= Supplied text =
--- START ---
For example, he adds, during a typical A&M baseball or softball game, one control room may be devoted to the SEC Network broadcast while a second one focuses on in-game entertainment, including player intros, fan prompts, and more. The third control room lends added flexibility for days when more than two events are scheduled.

The three adjacent control rooms will feature identical equipment complements, including a Grass Valley 3M/E Karrera switcher with K-Frame; Evertz EQX Enterprise 3G/HD/SD 576×576 video router, EMR 96×192 audio router, and DreamCatcher replay server; and Ross XPression graphics system. An additional Internet/radio control room will house a 2M/E Grass Valley Karrera switcher.

Working in conjunction with consultant WJHW and systems integrator Diversified Systems, Texas A&M shared its plans with ESPN and made several equipment decisions based on what ESPN is using for the SEC Network.

“ESPN has been a great partner so far in terms of just helping guide us and giving us the tools and the information to help make this work,” says Richardson. “In many ways, this was a perfect-storm moment for us from a production standpoint, because this stadium redevelopment going on here at Kyle Field was happening. We were going to work on a new facility anyway, and the SEC Network and the ESPN opportunity came on at the exact right time for us to be able to build it out for the specific aspect as well as our traditional in-game support.”

The state-of-the-art HD production facilities also include two studios. The larger studio, measuring 1,276 sq. ft., will house 12th Man Productions’ main set for coaches shows, interviews, and more; the smaller studio, measuring 702 sq. ft., will house a green screen for postproduction and in-game elements.

Having relied on four cameras for eight years, 12th Man Productions has expanded its complement to 14 Grass Valley LDX 80 Premier cameras and two Grass Valley LDX 86 XtremeSpeed slow-motion cameras.
--- END ---
= Data provided =
--- START ---
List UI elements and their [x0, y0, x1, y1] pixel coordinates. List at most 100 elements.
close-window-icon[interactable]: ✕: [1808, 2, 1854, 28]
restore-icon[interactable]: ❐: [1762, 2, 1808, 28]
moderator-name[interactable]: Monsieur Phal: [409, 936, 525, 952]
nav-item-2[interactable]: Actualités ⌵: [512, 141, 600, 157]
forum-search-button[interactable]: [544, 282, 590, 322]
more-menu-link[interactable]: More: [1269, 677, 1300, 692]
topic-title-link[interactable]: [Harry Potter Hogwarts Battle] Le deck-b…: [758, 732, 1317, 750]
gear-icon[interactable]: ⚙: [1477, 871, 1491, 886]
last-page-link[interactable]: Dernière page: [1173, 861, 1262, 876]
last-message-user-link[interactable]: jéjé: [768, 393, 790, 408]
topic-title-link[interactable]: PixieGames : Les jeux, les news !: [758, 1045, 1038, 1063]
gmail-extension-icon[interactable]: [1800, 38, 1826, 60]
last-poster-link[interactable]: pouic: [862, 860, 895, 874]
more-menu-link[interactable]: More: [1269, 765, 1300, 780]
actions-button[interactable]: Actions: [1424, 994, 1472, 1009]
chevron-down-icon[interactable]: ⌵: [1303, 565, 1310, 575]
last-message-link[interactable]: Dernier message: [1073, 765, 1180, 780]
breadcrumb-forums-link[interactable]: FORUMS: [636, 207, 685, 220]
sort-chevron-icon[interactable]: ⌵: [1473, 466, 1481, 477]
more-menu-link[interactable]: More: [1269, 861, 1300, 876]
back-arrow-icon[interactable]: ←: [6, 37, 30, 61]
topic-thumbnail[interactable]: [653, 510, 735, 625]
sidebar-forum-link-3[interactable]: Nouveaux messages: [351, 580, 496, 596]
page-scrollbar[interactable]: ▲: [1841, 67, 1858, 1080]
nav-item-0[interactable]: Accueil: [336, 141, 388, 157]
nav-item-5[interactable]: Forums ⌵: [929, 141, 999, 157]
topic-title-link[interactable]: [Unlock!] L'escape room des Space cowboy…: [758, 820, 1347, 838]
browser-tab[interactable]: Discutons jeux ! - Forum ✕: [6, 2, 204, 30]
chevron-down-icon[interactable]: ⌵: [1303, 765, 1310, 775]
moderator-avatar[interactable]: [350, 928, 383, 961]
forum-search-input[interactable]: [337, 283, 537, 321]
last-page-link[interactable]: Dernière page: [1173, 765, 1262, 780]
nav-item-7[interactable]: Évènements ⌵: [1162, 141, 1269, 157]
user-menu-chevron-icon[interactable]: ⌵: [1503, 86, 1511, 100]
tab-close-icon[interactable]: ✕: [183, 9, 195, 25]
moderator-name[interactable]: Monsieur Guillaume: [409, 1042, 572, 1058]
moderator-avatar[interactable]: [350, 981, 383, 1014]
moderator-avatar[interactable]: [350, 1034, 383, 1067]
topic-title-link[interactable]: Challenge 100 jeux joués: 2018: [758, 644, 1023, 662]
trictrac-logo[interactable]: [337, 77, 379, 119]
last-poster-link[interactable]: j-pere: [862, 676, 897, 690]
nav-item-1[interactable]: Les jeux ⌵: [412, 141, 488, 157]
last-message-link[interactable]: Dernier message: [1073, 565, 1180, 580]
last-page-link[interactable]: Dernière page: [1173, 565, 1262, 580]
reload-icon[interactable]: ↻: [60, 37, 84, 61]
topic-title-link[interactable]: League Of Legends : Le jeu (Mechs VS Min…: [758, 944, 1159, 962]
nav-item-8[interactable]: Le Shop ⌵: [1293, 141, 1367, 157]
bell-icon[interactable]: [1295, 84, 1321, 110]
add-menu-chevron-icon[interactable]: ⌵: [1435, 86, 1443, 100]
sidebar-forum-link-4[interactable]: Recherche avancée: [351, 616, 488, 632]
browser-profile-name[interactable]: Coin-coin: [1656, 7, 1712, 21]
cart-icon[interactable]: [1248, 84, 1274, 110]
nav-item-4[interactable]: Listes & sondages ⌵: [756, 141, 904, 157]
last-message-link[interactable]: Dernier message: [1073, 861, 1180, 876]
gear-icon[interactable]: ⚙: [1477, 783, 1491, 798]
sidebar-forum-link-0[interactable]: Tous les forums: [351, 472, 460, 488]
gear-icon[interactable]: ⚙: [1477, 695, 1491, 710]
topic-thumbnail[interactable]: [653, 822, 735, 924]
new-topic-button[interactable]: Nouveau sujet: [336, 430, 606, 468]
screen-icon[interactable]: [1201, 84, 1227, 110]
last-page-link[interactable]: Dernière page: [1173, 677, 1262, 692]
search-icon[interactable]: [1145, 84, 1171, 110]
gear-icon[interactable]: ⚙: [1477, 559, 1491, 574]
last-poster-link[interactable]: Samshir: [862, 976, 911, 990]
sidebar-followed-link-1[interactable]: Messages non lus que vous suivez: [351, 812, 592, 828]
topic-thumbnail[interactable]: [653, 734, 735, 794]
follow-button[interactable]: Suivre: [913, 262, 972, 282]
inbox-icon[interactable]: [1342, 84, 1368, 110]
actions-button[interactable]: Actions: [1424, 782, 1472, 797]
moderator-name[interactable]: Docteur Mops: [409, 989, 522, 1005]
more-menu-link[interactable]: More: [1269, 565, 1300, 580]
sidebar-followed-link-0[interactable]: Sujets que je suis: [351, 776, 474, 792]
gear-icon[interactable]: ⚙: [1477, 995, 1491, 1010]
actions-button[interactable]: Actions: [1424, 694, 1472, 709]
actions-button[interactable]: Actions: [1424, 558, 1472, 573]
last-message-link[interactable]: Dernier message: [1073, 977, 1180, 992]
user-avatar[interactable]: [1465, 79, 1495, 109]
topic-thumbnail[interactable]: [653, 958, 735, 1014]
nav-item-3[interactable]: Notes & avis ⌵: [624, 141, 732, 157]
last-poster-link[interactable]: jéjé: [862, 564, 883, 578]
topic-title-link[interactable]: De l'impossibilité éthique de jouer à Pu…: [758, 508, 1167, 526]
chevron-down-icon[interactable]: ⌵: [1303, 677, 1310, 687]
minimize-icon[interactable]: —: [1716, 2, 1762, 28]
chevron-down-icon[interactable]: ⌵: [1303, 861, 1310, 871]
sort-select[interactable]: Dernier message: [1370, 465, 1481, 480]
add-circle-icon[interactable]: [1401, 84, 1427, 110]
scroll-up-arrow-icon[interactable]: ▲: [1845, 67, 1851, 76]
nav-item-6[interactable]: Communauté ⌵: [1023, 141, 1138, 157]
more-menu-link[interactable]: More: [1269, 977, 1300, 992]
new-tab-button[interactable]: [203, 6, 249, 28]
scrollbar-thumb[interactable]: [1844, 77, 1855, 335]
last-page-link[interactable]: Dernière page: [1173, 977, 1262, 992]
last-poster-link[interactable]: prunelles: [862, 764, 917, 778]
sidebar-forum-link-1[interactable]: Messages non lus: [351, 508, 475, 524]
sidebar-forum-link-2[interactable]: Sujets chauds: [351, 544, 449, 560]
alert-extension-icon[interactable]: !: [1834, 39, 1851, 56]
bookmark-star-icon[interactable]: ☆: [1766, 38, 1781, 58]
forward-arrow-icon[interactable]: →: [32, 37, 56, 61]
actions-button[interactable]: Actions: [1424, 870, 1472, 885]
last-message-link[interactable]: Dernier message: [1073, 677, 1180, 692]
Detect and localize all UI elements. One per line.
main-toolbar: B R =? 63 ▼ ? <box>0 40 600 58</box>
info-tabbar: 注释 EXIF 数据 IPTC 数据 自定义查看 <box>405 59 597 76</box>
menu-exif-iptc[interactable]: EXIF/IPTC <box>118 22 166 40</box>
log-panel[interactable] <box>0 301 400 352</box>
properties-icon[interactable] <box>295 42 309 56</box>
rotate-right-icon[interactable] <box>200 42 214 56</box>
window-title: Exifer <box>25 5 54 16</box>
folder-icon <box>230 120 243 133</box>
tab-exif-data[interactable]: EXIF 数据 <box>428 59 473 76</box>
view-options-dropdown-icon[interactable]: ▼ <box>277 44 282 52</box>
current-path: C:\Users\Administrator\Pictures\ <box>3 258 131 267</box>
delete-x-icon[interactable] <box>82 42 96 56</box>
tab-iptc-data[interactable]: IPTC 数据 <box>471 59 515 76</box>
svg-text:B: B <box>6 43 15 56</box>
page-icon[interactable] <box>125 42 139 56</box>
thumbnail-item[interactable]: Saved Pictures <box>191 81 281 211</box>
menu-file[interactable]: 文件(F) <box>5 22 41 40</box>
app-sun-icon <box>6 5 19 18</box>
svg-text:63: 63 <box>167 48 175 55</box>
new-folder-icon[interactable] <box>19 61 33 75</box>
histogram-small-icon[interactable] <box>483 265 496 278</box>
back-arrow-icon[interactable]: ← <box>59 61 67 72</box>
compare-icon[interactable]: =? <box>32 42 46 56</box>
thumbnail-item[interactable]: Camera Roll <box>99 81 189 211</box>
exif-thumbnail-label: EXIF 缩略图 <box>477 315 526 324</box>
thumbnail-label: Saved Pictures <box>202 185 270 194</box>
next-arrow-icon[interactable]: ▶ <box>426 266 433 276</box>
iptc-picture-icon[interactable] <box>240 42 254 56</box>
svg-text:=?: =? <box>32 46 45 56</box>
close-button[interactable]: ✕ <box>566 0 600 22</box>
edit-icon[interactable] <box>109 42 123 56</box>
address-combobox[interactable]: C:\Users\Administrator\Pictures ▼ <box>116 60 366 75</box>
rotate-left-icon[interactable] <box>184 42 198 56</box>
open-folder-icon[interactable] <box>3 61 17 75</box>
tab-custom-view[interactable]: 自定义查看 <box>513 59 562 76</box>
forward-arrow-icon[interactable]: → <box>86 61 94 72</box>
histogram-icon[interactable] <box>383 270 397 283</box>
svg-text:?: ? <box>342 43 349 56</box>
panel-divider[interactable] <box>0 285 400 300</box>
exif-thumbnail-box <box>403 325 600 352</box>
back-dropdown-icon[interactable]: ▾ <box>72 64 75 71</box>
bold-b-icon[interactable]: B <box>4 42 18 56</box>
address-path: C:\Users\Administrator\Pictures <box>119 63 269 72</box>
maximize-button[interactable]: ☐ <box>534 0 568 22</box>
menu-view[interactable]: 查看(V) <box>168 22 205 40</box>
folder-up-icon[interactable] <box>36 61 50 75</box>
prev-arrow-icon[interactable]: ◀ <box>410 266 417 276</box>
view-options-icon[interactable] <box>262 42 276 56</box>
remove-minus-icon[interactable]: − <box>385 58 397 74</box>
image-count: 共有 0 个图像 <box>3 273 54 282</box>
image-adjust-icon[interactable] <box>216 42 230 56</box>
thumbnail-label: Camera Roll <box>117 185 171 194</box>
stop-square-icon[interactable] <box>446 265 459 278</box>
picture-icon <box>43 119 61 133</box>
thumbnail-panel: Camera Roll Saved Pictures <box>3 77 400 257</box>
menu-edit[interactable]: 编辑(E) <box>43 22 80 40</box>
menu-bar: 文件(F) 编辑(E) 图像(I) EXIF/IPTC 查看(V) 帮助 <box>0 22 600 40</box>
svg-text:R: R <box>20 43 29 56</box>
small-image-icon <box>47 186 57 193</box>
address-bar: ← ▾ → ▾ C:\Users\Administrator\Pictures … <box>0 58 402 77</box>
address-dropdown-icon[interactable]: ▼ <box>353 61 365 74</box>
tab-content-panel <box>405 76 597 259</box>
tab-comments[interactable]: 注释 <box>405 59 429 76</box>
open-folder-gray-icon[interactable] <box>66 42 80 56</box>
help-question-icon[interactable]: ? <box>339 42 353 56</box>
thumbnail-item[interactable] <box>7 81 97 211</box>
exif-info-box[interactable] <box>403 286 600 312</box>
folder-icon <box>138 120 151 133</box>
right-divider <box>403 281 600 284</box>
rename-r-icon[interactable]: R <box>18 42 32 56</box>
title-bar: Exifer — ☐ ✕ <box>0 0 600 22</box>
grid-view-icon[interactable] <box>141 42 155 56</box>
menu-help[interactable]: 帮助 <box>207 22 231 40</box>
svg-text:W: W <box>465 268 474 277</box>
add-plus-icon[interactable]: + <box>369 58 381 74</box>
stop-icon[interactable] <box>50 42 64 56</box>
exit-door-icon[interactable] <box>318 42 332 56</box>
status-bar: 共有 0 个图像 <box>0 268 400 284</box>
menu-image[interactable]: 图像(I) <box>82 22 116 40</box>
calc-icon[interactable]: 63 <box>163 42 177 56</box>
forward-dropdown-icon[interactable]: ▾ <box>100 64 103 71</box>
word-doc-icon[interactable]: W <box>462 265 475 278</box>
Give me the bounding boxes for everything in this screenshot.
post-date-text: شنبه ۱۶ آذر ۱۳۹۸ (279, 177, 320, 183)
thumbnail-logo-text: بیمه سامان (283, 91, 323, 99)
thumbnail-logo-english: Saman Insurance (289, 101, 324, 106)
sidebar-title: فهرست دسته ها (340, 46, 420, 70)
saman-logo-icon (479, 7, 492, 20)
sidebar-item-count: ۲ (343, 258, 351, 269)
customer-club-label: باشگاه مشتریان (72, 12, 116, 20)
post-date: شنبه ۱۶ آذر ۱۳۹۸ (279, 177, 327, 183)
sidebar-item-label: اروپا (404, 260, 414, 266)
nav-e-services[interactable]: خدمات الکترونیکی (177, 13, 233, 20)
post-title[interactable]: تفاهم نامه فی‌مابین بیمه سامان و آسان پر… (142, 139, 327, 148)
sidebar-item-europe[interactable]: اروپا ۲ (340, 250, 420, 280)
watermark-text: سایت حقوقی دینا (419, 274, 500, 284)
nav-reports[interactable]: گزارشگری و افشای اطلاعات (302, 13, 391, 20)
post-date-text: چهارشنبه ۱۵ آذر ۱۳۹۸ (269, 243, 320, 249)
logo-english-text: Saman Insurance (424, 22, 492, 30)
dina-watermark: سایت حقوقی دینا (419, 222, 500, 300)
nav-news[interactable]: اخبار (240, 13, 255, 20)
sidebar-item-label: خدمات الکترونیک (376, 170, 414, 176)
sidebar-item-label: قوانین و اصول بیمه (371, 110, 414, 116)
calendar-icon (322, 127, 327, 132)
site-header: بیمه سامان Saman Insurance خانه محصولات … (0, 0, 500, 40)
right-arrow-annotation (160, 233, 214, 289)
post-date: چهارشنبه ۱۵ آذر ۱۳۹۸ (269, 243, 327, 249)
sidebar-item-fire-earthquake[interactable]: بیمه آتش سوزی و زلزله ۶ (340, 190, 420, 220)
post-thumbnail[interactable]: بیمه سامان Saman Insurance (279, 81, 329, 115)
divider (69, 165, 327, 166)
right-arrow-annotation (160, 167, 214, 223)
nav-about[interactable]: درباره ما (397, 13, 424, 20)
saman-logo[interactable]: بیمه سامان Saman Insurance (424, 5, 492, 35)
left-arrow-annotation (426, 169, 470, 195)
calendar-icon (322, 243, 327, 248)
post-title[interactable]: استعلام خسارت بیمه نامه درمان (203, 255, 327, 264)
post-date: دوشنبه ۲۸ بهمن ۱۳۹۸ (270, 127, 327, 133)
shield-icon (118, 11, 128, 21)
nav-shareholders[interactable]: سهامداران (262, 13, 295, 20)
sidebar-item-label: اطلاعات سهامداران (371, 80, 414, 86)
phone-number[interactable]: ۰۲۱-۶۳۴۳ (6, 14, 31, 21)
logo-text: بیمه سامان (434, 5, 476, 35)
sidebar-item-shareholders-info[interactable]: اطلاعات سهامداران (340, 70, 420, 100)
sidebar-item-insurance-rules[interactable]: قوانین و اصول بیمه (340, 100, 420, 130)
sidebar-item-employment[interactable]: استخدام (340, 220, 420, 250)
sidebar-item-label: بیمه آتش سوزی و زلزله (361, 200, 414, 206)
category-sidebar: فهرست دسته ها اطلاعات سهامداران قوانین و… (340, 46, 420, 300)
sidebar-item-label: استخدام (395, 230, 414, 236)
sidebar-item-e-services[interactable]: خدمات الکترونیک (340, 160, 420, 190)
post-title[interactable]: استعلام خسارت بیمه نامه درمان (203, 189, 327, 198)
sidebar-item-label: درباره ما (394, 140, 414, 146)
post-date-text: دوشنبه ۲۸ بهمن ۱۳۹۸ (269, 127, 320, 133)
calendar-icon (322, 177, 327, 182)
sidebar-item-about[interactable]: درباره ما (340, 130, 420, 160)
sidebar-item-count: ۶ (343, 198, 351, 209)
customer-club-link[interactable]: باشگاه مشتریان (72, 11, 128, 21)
--- END ---
= Task instructions =
**1.** According to the Kyle Field production passage, why is there a third control room? Answer in one to three sentences.
**2.** Carry on the Kyle Field production passage from its final sentence.
The items are separate material and have no connection to the Kyle Field production passage.

= Numbered responses =
**1.** The third control room adds flexibility for days when more than two events are scheduled. On a typical baseball or softball game day, one room can handle the SEC Network broadcast and a second can run in-game entertainment.

**2.**
“We can divide [them up] as we need to depending on the complexity of an event,” says Richardson. “For a home football game, we may use eight to 10. When we are doing a soccer game and a volleyball game on the same calendar day, we can divide those up. … So 16, we felt, was the number that gives us the most flexibility.”

With the south end zone still under construction, 12th Man Productions will continue to operate out of its current production facility (located in the west side) throughout the 2014 football season. NEP’s SS14 will provide additional support, including videoboard production.

When completed (prior to the 2014-15 basketball season), the facilities will be responsible for broadcasting various games for SEC Network and producing in-game videoboard content.

Bigger in Texas: College Football’s Largest Videoboard
The first phase of Kyle Field’s redevelopment — slated for completion prior to the upcoming football season — includes a massive new videoboard from Daktronics. Located in the south end zone, the 1080i-capable board measures 47 ft. high by 163 ft. wide with a 13 HD pixel layout.

According to the university, the board will be the largest video display and the first to include 1080 resolution in college football. With more than 7,600 sq. ft. of display, the videoboard nearly doubles the viewing area of the stadium’s previous board.

“This is the largest stadium redevelopment in college-football history. It’s somewhat fitting that this is the largest videoboard in college football as well,” says Cook. “And the great thing about this videoboard is, it will allow us to do two 16×9 video pieces or replays side by side. So that was something that was very important to us.”

Daktronics will also be installing two auxiliary displays, one in each corner at the north end of Kyle Field. Each display will feature a 15 HD pixel layout and measure 36 ft. high by 54 ft. wide. Five individual ribbon displays will be installed around the seating fascia of the stadium — all featuring a 15 HD pixel layout and measuring more than 3 ft. high and varying in length from 160 ft. to 510 ft.

The second phase, which will begin after the 2014 football season, includes the redevelopment of the west side. By 2015, capacity at Kyle Field will increase to 102,500.